## Task prompt
Identify, in the records below, every line where the string "JSON" appears, and copy each such line.

(Entries taken from a collection)
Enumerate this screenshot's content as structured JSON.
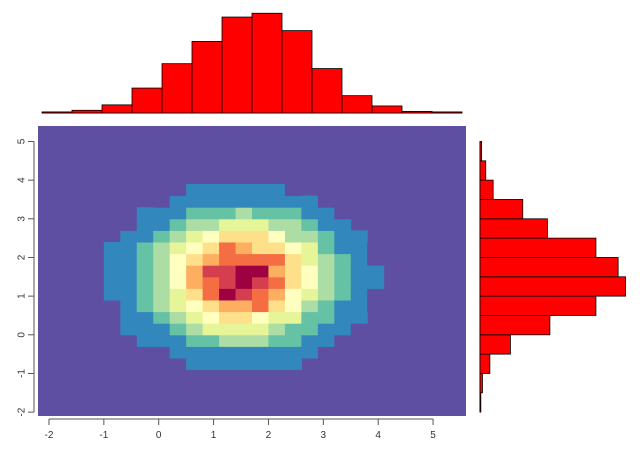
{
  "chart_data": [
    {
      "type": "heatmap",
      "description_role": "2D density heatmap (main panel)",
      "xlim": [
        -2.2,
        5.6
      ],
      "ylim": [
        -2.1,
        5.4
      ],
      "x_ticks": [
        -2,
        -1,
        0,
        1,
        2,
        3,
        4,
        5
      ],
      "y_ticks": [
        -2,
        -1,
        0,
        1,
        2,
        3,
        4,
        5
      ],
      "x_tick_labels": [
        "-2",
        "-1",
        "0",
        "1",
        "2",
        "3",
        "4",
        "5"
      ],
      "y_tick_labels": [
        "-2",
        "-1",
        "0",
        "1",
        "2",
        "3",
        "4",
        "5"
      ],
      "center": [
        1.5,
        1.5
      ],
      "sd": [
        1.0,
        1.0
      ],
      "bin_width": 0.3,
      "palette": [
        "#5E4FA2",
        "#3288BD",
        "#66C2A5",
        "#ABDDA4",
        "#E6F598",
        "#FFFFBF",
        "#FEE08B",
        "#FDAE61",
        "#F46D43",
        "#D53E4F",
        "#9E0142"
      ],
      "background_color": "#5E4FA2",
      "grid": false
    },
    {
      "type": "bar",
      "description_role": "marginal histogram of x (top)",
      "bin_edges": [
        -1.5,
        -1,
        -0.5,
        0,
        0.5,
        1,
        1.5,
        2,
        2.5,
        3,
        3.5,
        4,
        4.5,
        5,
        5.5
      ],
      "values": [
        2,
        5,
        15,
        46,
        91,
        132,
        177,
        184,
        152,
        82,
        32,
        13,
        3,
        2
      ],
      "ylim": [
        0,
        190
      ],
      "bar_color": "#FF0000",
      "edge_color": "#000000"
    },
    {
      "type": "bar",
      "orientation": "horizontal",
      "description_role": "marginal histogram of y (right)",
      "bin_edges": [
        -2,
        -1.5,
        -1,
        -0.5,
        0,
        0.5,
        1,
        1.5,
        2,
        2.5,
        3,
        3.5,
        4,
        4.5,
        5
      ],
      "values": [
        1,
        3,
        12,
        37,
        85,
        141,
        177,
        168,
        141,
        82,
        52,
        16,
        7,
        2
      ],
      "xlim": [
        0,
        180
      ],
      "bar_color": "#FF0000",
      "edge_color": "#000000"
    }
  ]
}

* * *

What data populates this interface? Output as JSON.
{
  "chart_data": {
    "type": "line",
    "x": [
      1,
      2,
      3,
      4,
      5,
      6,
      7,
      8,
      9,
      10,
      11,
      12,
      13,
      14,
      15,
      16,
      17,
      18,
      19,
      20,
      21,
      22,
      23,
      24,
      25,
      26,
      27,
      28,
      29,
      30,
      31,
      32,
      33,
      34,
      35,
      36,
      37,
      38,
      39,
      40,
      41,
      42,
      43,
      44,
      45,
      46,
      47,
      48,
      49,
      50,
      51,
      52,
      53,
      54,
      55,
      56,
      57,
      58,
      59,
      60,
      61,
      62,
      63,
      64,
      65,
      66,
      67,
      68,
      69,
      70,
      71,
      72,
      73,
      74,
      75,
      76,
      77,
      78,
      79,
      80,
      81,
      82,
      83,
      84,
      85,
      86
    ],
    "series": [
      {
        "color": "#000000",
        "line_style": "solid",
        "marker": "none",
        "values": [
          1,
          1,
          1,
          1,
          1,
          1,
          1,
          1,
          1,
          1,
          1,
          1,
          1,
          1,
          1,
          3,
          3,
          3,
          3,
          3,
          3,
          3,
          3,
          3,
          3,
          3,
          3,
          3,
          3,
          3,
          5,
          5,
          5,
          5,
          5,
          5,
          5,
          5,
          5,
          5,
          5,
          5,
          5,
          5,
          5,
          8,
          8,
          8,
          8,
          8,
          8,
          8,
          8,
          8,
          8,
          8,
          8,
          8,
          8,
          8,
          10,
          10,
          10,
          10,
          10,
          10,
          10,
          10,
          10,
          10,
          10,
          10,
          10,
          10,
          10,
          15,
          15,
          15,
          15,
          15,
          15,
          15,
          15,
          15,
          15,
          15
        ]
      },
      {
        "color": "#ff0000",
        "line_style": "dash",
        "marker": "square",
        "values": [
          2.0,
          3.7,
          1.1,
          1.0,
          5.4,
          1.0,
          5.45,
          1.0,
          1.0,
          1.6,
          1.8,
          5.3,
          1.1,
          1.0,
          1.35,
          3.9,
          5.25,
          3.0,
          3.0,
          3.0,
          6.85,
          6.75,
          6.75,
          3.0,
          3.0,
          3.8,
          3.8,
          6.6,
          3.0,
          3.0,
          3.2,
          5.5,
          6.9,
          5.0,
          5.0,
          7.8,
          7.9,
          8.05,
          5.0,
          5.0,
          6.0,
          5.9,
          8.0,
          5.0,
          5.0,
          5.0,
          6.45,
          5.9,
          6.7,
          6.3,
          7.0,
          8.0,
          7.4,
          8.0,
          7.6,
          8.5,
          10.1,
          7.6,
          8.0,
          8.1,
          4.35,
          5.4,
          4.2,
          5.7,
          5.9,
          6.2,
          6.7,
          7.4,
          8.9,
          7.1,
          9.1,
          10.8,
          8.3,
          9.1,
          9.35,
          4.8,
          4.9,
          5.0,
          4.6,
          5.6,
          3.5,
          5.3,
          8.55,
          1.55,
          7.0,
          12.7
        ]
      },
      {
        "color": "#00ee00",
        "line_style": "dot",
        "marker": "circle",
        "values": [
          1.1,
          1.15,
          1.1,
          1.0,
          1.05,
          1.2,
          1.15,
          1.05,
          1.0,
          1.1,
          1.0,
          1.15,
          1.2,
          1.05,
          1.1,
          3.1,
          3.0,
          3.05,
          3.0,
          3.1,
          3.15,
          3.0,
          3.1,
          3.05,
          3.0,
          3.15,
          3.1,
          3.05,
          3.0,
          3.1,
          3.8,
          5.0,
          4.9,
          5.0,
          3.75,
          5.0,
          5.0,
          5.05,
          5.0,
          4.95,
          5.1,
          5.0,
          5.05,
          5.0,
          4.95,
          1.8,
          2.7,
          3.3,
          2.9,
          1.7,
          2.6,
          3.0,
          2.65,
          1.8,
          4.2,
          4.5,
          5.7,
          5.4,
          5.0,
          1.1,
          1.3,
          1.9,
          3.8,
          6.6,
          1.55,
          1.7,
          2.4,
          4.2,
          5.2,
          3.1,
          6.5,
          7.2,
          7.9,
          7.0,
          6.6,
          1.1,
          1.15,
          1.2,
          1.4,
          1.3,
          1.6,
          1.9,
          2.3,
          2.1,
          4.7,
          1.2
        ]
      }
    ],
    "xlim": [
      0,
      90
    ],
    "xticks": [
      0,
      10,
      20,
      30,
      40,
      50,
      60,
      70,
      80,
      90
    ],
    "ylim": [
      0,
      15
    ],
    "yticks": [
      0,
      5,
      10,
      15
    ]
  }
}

## Solution to this exercise
Enumerate this screenshot's content as structured JSON.
What data populates this interface? Output as JSON.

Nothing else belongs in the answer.